§ **Data rows**
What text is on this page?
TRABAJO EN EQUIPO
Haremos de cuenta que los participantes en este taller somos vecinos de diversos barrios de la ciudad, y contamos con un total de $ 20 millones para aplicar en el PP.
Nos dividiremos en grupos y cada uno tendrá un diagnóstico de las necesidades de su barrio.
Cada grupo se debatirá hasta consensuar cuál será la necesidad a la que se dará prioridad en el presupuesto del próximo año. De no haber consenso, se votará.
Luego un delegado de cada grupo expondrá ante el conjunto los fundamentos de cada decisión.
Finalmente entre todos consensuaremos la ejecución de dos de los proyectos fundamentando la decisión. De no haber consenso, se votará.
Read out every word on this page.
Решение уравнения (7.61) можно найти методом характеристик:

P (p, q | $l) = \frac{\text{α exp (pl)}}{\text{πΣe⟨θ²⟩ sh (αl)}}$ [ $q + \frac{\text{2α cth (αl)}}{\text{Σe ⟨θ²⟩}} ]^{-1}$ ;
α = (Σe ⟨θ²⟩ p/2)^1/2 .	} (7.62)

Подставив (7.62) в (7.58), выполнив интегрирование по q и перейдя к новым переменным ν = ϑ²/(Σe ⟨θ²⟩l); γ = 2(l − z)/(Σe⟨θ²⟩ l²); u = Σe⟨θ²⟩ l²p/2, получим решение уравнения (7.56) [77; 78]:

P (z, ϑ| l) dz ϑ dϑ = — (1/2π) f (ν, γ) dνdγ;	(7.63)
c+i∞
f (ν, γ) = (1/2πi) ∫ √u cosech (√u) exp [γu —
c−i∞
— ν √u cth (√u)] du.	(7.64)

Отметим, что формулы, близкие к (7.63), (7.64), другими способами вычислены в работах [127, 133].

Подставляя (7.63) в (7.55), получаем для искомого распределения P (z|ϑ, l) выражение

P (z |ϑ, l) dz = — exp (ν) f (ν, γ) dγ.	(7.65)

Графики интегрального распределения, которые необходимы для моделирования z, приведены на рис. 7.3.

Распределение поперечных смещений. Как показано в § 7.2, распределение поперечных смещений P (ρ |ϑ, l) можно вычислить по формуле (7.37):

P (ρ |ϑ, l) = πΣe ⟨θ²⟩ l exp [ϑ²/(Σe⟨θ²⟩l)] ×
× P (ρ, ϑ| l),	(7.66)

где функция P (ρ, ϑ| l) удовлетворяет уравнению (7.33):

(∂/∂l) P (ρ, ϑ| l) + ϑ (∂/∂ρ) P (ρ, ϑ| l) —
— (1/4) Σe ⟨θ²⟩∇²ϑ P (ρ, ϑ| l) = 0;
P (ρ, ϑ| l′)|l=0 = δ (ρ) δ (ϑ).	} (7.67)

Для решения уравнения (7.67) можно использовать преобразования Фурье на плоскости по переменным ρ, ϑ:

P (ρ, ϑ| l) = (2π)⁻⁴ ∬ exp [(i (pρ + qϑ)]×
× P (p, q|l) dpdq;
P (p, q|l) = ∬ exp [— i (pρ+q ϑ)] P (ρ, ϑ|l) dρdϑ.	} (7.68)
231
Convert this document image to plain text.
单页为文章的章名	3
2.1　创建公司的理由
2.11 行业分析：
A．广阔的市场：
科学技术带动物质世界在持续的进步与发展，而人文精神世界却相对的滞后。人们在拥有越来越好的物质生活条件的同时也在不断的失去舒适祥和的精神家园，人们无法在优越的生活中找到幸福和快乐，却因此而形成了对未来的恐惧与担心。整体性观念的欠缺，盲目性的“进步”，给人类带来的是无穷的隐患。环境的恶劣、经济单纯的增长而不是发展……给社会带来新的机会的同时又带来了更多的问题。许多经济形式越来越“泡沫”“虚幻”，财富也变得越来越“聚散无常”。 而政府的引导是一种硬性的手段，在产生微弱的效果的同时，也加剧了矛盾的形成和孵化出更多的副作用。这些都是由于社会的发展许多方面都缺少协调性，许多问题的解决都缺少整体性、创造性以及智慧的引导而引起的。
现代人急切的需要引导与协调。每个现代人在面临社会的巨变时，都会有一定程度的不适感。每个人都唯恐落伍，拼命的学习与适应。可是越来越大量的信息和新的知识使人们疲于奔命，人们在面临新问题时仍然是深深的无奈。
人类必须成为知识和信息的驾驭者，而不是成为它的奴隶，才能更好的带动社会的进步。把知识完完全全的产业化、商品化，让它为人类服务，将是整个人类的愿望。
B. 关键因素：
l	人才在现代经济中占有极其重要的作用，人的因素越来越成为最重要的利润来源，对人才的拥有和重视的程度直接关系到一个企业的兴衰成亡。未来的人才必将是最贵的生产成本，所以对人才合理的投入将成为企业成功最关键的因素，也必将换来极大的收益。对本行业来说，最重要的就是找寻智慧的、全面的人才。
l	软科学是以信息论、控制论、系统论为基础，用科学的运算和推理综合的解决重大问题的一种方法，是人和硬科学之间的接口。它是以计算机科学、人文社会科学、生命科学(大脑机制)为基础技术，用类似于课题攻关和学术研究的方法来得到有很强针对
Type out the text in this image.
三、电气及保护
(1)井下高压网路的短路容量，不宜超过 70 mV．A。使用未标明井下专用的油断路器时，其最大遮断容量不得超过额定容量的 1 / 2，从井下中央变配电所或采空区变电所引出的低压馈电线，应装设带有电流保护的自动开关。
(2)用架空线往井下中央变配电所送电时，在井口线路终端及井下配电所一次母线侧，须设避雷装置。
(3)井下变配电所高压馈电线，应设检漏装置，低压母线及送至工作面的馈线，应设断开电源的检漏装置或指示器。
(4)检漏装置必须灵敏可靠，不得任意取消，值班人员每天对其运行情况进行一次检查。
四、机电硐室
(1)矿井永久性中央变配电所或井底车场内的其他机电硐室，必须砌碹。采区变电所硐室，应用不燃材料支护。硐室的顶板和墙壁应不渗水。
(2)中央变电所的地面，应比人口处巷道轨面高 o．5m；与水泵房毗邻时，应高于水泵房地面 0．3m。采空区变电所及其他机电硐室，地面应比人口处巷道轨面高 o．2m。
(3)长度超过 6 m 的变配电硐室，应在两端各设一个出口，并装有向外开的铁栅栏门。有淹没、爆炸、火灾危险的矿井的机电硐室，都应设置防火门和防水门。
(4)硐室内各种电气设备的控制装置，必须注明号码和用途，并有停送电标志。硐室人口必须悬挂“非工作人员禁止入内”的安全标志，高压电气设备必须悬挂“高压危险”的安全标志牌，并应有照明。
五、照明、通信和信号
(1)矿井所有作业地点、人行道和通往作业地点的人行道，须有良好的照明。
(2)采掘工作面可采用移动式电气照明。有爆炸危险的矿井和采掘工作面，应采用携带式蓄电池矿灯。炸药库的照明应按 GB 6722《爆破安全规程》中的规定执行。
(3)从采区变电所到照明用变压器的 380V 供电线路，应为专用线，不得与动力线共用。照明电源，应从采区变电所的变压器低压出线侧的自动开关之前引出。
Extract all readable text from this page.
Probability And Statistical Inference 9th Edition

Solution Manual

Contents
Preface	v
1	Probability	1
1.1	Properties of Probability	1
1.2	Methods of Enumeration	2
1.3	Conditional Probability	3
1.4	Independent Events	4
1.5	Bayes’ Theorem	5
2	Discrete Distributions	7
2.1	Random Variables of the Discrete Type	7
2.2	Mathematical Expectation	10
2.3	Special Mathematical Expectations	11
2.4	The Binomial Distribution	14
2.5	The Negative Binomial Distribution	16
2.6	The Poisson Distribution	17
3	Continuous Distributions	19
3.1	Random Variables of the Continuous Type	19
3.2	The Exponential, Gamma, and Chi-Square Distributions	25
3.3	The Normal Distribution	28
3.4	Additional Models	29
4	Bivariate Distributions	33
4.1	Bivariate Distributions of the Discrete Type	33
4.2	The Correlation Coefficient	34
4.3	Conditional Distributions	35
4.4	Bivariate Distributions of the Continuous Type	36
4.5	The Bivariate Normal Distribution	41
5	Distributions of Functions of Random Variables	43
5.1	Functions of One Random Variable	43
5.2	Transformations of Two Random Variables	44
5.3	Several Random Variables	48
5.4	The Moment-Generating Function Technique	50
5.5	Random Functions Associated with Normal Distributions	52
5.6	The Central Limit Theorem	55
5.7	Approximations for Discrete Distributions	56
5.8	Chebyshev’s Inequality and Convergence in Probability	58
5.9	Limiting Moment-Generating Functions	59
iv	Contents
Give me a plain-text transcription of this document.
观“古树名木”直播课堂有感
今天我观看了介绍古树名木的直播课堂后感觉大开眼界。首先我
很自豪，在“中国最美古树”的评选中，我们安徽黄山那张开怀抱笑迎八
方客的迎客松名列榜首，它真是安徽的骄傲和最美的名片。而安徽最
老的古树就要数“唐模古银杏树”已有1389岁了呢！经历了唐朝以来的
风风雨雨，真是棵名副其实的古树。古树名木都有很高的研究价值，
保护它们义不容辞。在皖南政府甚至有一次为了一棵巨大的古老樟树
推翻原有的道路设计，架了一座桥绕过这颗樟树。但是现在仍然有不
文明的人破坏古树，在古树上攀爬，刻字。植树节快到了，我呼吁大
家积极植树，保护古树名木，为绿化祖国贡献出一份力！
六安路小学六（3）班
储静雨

§ **What the task asks**
Pull out every line from the one with "Give me a plain-text" to the end of the listing, and output only those.

§ **Exercise result**
Give me a plain-text transcription of this document.
观“古树名木”直播课堂有感
今天我观看了介绍古树名木的直播课堂后感觉大开眼界。首先我
很自豪，在“中国最美古树”的评选中，我们安徽黄山那张开怀抱笑迎八
方客的迎客松名列榜首，它真是安徽的骄傲和最美的名片。而安徽最
老的古树就要数“唐模古银杏树”已有1389岁了呢！经历了唐朝以来的
风风雨雨，真是棵名副其实的古树。古树名木都有很高的研究价值，
保护它们义不容辞。在皖南政府甚至有一次为了一棵巨大的古老樟树
推翻原有的道路设计，架了一座桥绕过这颗樟树。但是现在仍然有不
文明的人破坏古树，在古树上攀爬，刻字。植树节快到了，我呼吁大
家积极植树，保护古树名木，为绿化祖国贡献出一份力！
六安路小学六（3）班
储静雨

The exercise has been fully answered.